◆ **THE TASKS**
1: In the murder trial report, until what date did the judge adjourn sentencing?
2: Reproduce the records verbatim, everything from the line containing "List each element" down to the line containing "tab-images[interactable]: 画像 [172,72,204,96]", with both of those lines included. Leave the pictures out.

___ TEXT SECTION ___

A post-mortem examination found he had suffered multiple injuries, including fractures to the skull, sternum, pelvis, left thigh and 22 ribs.

Afterwards, Bobby Ternent changed his clothes at home and burnt the BMW X6 which had false plates, jurors heard.

Later, father and son were later picked up on CCTV talking about what had happened in Dagenham on the evening of September 13 2020.

It was claimed Bobby Ternent said “he might be crippled”, to which his father replied: “Right, we gone over him three times.”

Following his arrest, Bobby Ternent claimed his long-standing friend Mr Avers had asked him to look after £40,000 then accused him of handing it back “short”.

Gary Ternent
Gary Ternent held John Avers down (Metropolitan Police/PA)

But Mr Emlyn Jones suggested Mr Avers was not a “big time villain” but had been a “very successful businessman”.

Previously, he ran a sash windows carpentry company and lived in a million-pound house, jurors heard.

When his business went downhill, he sold his home, his marriage fell apart and he turned to drink and drugs, the court was told.

Mr Emlyn Jones said that on the night of his death, Mr Avers texted his ex-wife: “I’m going to get your house back.”

The prosecutor suggested that whatever the truth, having a row over money and being threatened was not a defence to murder.

The defendants, of Movers Lane, Barking, east London, had denied murder.

Following their convictions, Judge Anne Molyneux remanded them in custody and adjourned sentencing until February 10.

___ DATA FOR THIS EXERCISE ___

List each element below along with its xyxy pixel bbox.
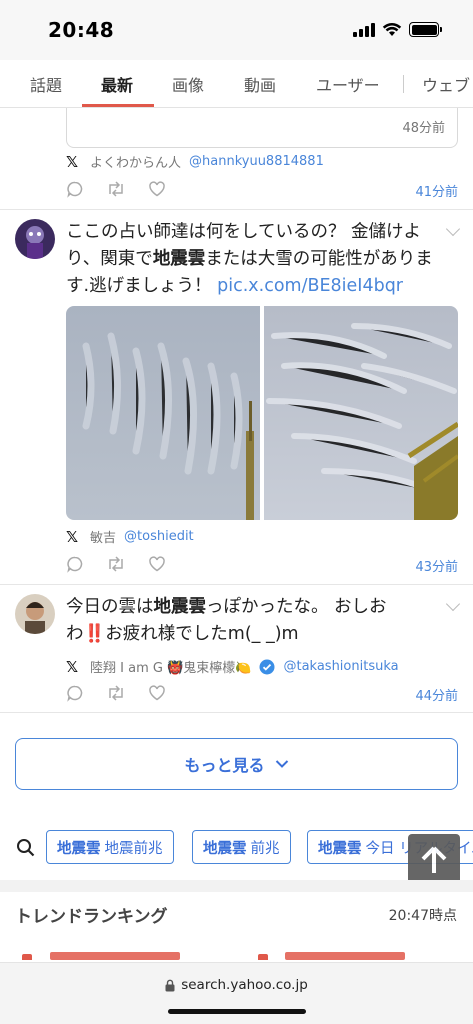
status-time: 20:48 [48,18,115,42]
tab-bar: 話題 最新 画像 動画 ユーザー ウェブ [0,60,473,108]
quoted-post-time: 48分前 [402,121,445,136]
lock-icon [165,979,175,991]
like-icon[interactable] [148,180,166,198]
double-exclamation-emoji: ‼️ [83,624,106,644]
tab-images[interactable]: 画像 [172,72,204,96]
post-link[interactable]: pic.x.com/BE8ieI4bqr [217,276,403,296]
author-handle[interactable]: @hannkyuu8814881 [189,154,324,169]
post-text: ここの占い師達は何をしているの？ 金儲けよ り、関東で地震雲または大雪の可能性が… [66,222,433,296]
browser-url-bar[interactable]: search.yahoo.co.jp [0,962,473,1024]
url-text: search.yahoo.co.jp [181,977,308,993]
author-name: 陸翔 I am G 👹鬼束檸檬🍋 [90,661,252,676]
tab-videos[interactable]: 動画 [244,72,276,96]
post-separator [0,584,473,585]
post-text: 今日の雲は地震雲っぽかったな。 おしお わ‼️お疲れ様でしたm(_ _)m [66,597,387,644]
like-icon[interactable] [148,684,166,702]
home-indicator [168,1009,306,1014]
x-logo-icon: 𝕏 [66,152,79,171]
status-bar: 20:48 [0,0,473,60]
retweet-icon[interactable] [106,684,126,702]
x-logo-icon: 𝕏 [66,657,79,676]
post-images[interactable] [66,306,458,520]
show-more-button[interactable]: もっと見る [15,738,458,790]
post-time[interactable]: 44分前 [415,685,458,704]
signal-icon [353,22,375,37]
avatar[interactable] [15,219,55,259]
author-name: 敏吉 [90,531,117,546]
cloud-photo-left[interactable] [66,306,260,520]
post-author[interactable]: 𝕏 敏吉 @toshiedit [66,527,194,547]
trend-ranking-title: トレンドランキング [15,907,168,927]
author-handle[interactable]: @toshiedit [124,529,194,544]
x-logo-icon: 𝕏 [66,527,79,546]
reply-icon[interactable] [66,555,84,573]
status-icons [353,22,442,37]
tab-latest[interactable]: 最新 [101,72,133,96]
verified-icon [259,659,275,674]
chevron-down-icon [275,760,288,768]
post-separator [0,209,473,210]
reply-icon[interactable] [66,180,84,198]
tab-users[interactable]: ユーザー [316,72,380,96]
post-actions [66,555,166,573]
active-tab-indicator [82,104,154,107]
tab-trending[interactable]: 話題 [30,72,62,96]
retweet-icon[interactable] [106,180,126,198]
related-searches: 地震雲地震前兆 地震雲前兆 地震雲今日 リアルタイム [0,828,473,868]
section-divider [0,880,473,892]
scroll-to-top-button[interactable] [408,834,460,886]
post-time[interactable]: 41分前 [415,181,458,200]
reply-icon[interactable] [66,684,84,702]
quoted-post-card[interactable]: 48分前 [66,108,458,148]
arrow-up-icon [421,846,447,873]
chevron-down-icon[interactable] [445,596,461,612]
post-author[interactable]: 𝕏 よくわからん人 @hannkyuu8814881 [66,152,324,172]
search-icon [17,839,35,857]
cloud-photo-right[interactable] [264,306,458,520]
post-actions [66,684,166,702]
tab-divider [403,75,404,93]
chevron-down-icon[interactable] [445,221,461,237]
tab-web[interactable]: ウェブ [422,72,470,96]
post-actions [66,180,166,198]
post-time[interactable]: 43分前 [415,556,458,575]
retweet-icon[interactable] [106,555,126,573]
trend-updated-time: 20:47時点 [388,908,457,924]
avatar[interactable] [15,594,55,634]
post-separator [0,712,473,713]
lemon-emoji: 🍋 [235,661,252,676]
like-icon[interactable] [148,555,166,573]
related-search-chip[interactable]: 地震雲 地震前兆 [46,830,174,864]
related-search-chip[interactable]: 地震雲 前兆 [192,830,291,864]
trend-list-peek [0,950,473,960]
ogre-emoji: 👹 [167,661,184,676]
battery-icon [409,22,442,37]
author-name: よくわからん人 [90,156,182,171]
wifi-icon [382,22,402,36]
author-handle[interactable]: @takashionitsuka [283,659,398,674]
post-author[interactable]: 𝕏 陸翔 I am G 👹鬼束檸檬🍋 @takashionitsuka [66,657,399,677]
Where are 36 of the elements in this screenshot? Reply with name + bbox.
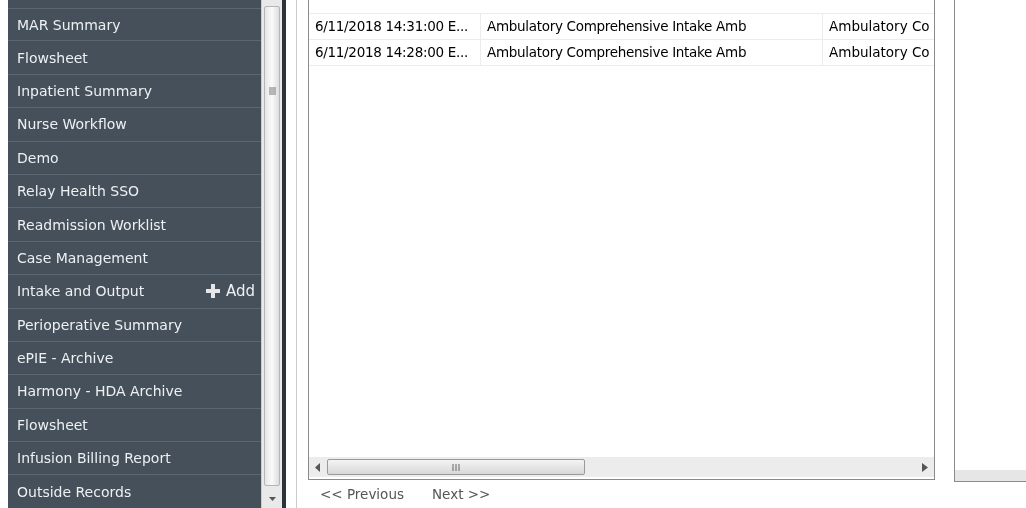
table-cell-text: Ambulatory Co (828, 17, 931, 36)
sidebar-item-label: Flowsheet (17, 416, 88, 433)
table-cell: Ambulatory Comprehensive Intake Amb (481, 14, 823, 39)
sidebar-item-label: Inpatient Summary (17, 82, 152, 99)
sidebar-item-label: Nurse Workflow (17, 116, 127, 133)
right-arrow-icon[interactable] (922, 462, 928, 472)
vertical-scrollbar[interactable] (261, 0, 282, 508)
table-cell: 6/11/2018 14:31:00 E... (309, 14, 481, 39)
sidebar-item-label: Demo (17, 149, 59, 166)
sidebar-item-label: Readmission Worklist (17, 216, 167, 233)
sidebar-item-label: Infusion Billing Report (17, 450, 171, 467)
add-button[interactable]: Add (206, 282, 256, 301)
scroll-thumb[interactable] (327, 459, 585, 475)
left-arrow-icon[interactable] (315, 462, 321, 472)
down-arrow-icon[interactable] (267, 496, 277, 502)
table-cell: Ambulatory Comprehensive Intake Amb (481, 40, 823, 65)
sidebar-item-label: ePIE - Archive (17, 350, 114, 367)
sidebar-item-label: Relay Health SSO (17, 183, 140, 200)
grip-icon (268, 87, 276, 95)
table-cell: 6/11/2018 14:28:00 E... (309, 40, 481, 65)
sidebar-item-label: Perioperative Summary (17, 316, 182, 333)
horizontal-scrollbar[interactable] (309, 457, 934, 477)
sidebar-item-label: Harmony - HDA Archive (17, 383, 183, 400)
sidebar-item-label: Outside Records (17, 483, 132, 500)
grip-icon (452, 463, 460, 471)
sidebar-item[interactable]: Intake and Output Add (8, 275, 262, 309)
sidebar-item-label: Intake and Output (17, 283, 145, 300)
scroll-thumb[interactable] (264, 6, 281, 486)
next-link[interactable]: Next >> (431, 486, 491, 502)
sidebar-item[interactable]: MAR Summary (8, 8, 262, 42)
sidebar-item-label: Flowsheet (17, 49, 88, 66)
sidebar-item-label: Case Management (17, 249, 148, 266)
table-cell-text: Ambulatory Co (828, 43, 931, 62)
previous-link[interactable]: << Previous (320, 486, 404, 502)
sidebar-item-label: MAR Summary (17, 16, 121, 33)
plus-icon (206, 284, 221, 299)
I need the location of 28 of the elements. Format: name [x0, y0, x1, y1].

___
___ DATA FOR THIS EXERCISE ___

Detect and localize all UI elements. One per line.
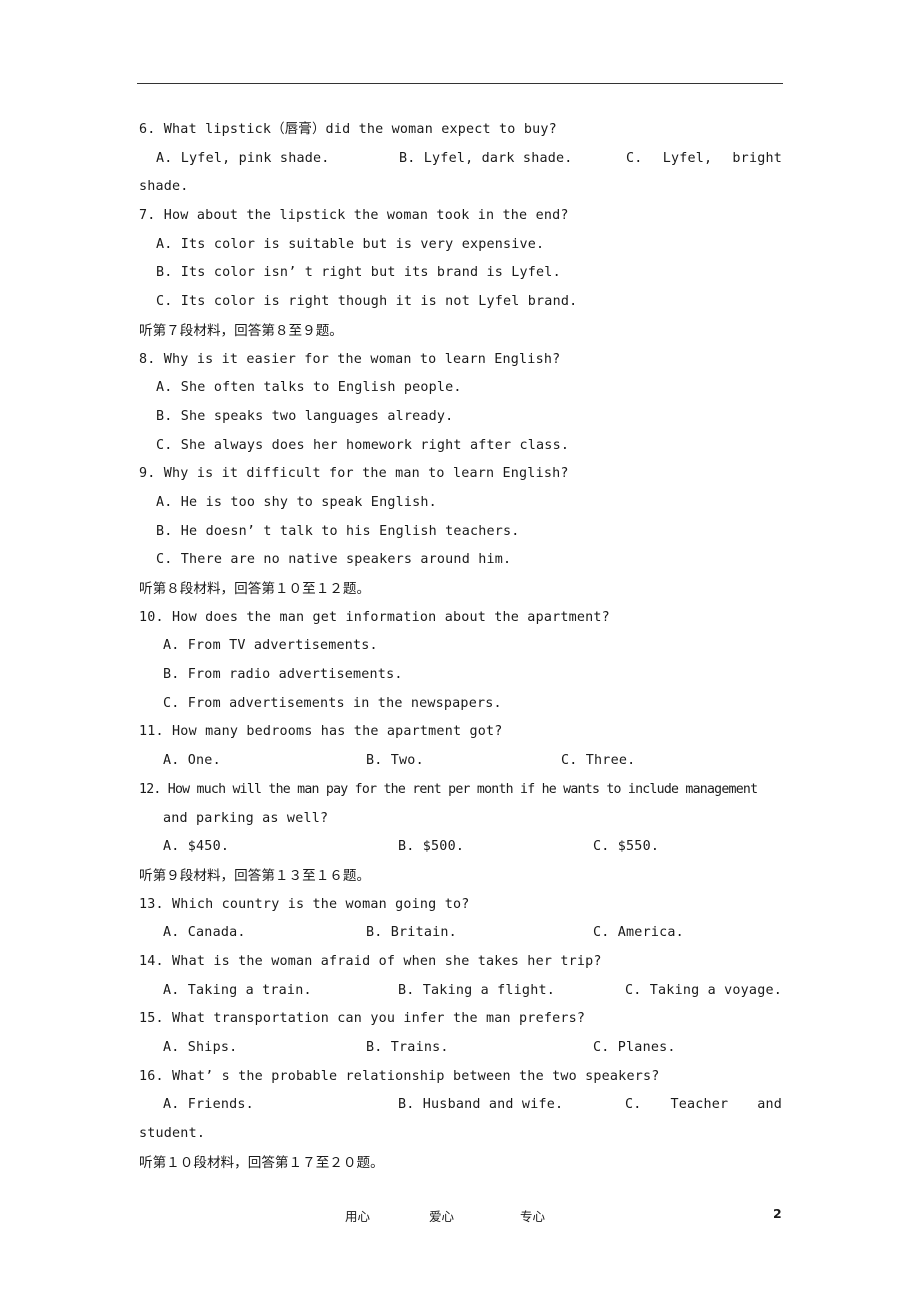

___
___ DATA FOR THIS EXERCISE ___

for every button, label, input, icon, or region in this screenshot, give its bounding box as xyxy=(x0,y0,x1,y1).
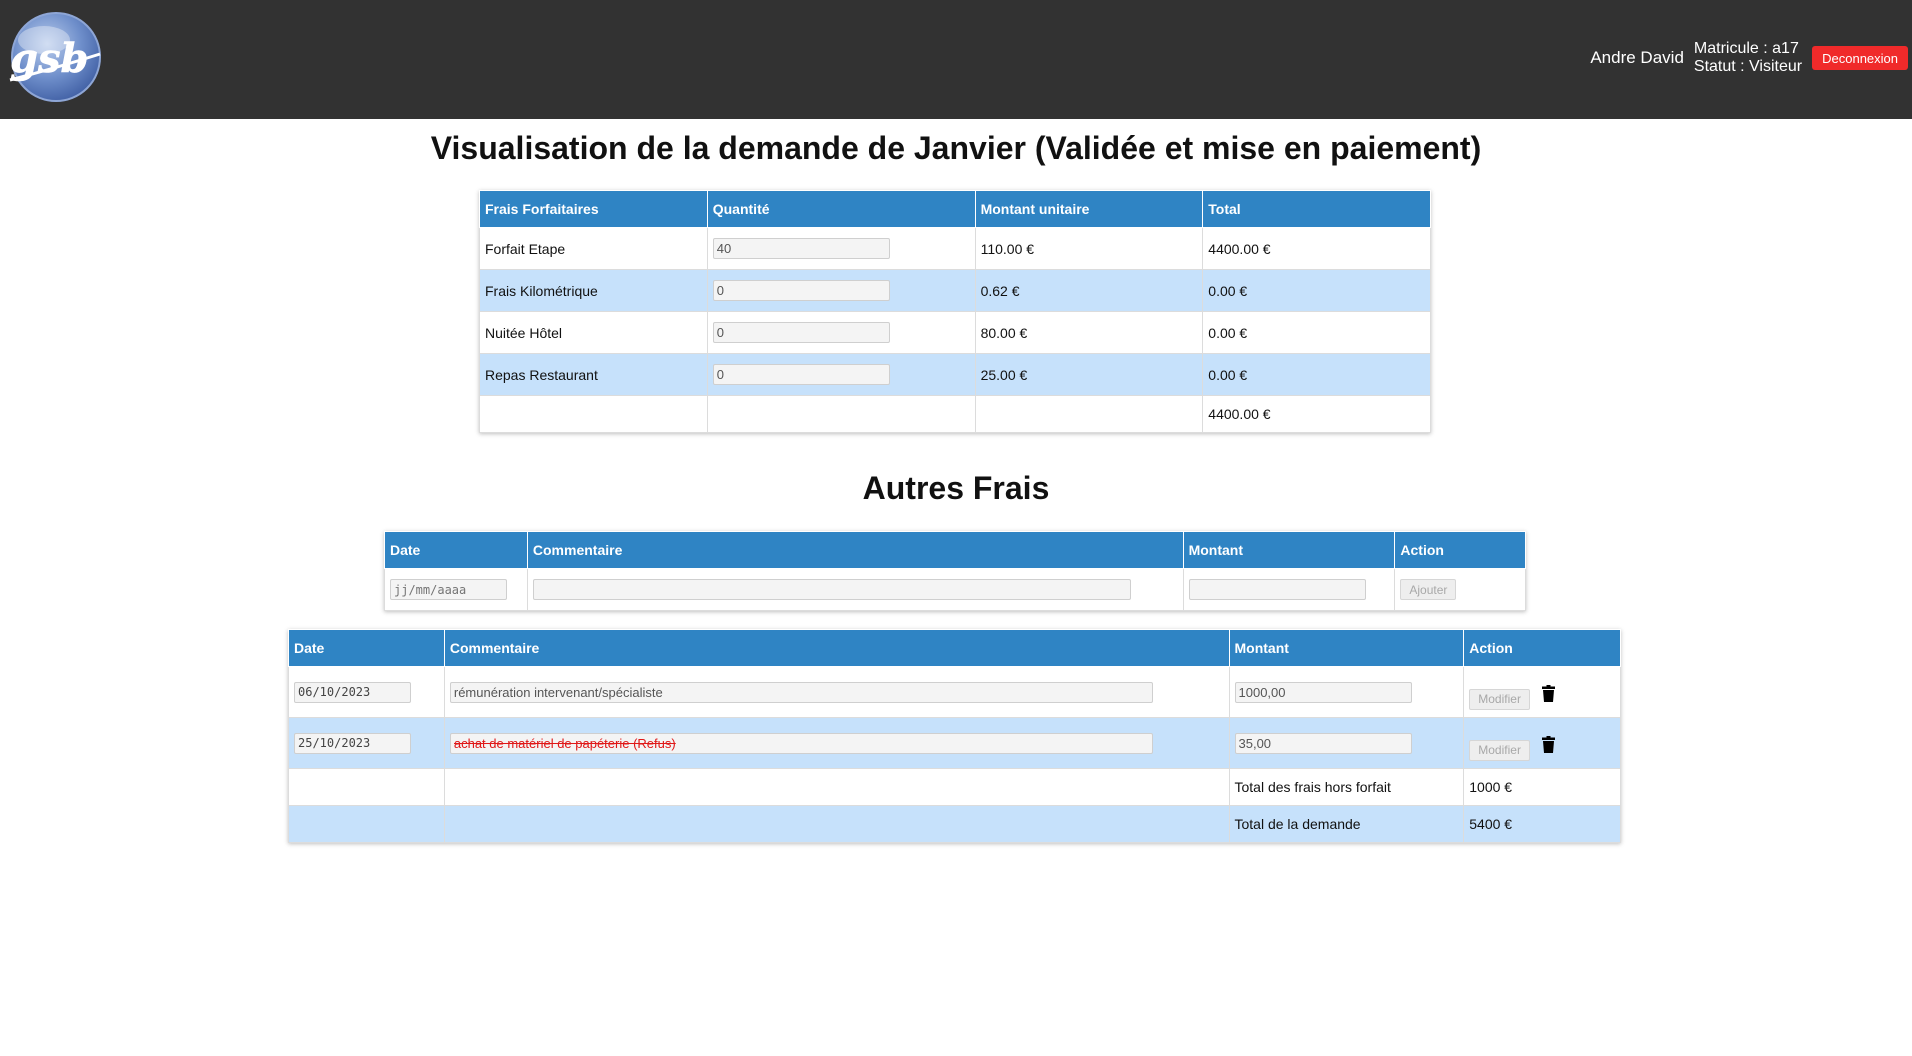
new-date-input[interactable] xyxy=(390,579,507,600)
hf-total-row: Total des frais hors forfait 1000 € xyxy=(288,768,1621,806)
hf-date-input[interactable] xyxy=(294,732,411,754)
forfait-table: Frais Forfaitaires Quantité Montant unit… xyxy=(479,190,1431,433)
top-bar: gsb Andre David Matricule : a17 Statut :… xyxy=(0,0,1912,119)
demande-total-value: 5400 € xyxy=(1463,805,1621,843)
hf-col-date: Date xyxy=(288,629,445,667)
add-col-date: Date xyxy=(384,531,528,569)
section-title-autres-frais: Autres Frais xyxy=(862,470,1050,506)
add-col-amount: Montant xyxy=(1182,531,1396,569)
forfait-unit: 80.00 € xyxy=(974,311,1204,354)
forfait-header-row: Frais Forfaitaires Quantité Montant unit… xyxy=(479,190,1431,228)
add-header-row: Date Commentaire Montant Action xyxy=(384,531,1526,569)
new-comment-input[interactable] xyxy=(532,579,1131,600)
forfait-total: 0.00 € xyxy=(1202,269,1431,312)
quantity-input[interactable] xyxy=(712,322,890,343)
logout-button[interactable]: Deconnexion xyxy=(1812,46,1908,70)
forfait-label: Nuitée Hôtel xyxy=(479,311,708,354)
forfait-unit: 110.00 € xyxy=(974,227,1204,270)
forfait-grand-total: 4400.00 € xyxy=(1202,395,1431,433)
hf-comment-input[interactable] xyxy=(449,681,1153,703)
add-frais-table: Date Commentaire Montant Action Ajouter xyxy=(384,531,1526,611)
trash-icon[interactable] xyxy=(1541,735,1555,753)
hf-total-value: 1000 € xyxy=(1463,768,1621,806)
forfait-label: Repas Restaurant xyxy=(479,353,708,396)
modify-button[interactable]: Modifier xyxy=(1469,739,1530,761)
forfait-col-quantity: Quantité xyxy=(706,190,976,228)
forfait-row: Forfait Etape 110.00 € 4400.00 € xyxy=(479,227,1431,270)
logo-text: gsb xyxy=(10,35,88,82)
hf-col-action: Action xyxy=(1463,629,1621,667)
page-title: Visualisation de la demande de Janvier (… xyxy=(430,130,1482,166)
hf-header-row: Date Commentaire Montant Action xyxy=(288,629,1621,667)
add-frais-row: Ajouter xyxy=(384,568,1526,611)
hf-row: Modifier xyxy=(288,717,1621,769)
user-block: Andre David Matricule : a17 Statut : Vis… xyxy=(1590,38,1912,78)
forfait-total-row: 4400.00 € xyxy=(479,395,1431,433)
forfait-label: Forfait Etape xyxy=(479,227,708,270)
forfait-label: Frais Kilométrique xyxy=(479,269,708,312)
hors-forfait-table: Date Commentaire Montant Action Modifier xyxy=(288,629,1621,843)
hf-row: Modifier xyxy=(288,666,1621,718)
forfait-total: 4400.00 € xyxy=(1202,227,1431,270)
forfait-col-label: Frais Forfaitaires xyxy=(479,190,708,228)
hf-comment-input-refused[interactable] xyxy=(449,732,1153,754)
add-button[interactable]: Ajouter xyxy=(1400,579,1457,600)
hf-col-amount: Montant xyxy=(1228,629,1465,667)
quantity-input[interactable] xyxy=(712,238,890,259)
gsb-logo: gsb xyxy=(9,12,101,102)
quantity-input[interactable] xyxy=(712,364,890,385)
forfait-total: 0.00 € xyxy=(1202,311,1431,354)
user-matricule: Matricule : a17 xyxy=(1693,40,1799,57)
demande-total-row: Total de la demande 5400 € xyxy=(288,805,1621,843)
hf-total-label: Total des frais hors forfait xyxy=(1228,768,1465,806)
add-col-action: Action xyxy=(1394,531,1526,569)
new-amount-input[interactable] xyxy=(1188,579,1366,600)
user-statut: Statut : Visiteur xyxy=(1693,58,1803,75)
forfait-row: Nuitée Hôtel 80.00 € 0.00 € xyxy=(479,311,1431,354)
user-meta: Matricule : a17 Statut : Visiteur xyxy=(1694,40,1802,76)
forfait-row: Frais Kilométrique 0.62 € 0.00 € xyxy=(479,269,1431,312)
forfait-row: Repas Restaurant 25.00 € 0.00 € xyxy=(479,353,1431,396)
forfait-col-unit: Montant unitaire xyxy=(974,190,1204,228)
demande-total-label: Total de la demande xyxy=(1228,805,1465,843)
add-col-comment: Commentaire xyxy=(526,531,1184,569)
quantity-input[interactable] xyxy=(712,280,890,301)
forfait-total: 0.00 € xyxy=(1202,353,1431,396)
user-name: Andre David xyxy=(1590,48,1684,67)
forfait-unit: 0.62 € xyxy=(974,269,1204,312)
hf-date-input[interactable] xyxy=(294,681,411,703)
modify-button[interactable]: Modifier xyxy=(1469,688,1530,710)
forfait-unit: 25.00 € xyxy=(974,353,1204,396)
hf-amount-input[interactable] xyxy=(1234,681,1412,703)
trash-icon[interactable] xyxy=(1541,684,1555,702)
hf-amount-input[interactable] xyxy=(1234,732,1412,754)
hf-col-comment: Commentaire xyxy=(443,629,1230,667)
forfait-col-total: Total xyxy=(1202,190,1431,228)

___

◆ **COMPLETED EXERCISE**
1: February 10

2:
List each element below along with its xyxy pixel bbox.
status-time: 20:48 [48,18,115,42]
tab-bar: 話題 最新 画像 動画 ユーザー ウェブ [0,60,473,108]
quoted-post-time: 48分前 [402,121,445,136]
lock-icon [165,979,175,991]
like-icon[interactable] [148,180,166,198]
double-exclamation-emoji: ‼️ [83,624,106,644]
tab-images[interactable]: 画像 [172,72,204,96]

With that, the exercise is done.